→ **Material for the task**:
* * * *

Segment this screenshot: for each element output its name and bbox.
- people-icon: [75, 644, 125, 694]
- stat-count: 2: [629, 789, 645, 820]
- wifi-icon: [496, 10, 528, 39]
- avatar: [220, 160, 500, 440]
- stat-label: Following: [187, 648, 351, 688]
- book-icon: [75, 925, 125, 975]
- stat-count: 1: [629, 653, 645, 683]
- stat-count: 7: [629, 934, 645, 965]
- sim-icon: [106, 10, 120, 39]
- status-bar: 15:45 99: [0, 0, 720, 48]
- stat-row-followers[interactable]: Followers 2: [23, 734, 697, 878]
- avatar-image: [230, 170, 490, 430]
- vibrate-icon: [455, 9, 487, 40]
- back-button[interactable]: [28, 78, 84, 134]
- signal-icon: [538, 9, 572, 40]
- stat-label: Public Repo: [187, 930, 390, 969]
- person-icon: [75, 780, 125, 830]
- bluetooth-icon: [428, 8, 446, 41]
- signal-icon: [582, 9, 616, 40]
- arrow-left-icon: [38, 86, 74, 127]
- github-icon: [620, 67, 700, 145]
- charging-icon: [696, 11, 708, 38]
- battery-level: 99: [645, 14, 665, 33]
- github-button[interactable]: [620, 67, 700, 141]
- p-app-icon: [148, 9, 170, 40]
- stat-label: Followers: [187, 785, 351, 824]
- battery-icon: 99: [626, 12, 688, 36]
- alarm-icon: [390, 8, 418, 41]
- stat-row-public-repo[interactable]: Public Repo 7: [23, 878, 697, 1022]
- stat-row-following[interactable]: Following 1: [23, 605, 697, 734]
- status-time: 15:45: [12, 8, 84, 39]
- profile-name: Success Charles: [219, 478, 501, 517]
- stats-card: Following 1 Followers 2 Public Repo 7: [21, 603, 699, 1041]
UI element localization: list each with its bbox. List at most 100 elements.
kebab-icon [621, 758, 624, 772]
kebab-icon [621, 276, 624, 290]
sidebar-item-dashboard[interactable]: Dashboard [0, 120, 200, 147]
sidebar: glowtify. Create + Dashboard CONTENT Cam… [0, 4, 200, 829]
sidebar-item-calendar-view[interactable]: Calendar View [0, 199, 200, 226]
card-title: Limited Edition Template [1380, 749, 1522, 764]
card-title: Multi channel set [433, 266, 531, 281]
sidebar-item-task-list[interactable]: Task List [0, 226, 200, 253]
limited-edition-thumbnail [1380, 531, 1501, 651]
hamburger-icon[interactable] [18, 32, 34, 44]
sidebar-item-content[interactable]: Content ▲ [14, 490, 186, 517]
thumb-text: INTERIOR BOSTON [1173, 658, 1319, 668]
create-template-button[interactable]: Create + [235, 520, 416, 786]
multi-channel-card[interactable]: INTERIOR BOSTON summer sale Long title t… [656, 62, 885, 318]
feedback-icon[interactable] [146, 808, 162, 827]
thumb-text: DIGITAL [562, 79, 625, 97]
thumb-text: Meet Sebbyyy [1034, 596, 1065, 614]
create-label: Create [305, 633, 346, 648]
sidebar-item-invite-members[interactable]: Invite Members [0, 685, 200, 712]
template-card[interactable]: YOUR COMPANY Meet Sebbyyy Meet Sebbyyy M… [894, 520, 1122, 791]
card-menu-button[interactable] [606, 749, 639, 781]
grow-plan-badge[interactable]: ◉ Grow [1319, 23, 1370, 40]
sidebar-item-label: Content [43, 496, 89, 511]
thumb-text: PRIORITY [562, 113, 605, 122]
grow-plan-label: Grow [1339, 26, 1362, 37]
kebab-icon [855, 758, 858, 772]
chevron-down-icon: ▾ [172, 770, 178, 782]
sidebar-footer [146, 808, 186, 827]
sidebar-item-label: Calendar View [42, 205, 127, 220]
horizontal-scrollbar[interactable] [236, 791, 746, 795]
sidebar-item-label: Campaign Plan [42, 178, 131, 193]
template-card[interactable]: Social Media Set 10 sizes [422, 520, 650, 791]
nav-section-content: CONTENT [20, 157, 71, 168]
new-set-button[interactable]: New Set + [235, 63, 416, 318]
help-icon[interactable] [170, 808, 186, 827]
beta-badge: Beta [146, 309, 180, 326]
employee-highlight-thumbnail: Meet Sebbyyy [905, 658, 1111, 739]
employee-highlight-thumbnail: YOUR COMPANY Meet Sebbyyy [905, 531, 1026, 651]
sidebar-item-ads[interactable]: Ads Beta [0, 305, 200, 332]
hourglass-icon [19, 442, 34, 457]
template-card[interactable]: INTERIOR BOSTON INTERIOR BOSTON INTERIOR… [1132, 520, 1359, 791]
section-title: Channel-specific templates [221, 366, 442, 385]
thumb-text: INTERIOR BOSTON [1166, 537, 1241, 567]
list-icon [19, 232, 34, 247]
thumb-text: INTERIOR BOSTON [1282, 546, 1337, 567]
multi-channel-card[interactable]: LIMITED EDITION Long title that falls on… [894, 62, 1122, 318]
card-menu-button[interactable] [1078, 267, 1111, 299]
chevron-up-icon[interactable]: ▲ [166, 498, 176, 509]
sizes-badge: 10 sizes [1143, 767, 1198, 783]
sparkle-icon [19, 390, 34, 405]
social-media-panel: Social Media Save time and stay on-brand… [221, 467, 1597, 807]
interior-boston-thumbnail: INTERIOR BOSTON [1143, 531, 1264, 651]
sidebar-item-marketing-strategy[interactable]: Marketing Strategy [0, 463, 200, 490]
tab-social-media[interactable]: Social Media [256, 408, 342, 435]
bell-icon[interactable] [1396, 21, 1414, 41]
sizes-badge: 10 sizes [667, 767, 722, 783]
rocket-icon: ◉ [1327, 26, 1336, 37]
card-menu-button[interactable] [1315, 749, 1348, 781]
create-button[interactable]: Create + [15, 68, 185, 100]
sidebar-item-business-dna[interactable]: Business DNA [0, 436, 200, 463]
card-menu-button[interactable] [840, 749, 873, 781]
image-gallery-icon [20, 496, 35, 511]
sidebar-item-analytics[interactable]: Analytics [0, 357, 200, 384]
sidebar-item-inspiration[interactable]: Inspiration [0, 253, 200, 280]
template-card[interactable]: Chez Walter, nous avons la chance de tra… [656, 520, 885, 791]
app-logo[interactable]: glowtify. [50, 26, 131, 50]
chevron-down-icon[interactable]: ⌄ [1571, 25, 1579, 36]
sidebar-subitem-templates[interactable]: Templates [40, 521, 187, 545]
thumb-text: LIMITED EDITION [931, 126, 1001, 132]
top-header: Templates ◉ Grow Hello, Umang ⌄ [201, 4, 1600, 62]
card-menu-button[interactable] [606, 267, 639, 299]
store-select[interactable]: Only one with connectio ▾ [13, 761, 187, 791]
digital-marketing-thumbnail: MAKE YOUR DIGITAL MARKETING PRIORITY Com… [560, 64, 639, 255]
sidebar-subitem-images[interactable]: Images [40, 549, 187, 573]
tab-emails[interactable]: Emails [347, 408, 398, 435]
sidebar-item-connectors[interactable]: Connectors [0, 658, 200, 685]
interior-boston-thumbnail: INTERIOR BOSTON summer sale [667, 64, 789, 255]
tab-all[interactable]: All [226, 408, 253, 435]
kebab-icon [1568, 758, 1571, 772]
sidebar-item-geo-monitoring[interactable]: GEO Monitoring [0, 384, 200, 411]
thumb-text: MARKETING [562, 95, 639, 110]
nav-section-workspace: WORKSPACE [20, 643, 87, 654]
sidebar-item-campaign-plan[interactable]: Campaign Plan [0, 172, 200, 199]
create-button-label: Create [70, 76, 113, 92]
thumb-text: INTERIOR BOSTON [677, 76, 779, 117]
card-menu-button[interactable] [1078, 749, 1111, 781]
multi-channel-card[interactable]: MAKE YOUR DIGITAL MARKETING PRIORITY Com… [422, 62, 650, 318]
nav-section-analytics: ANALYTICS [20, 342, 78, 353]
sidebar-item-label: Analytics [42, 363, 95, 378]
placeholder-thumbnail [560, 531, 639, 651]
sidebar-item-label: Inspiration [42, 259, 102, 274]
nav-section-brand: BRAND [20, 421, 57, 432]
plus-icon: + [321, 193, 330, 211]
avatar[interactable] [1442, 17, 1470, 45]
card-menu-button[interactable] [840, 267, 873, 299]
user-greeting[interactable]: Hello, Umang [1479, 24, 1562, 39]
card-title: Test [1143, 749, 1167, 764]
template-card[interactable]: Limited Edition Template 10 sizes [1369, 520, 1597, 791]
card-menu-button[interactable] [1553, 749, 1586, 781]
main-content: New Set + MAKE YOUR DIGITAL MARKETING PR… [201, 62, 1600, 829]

* * * *

→ **Stated goal**:
Please convert everything from the start of the material down to the line containing "- stat-row-following[interactable]: Following", that line included, into a numbered list with blank lines omitted, and give only that stretch.

→ **Output for this task**:
1. Segment this screenshot: for each element output its name and bbox.
2. - people-icon: [75, 644, 125, 694]
3. - stat-count: 2: [629, 789, 645, 820]
4. - wifi-icon: [496, 10, 528, 39]
5. - avatar: [220, 160, 500, 440]
6. - stat-label: Following: [187, 648, 351, 688]
7. - book-icon: [75, 925, 125, 975]
8. - stat-count: 1: [629, 653, 645, 683]
9. - stat-count: 7: [629, 934, 645, 965]
10. - sim-icon: [106, 10, 120, 39]
11. - status-bar: 15:45 99: [0, 0, 720, 48]
12. - stat-row-followers[interactable]: Followers 2: [23, 734, 697, 878]
13. - avatar-image: [230, 170, 490, 430]
14. - vibrate-icon: [455, 9, 487, 40]
15. - back-button[interactable]: [28, 78, 84, 134]
16. - signal-icon: [538, 9, 572, 40]
17. - stat-label: Public Repo: [187, 930, 390, 969]
18. - person-icon: [75, 780, 125, 830]
19. - bluetooth-icon: [428, 8, 446, 41]
20. - signal-icon: [582, 9, 616, 40]
21. - arrow-left-icon: [38, 86, 74, 127]
22. - github-icon: [620, 67, 700, 145]
23. - charging-icon: [696, 11, 708, 38]
24. - battery-level: 99: [645, 14, 665, 33]
25. - github-button[interactable]: [620, 67, 700, 141]
26. - p-app-icon: [148, 9, 170, 40]
27. - stat-label: Followers: [187, 785, 351, 824]
28. - battery-icon: 99: [626, 12, 688, 36]
29. - alarm-icon: [390, 8, 418, 41]
30. - stat-row-public-repo[interactable]: Public Repo 7: [23, 878, 697, 1022]
31. - stat-row-following[interactable]: Following 1: [23, 605, 697, 734]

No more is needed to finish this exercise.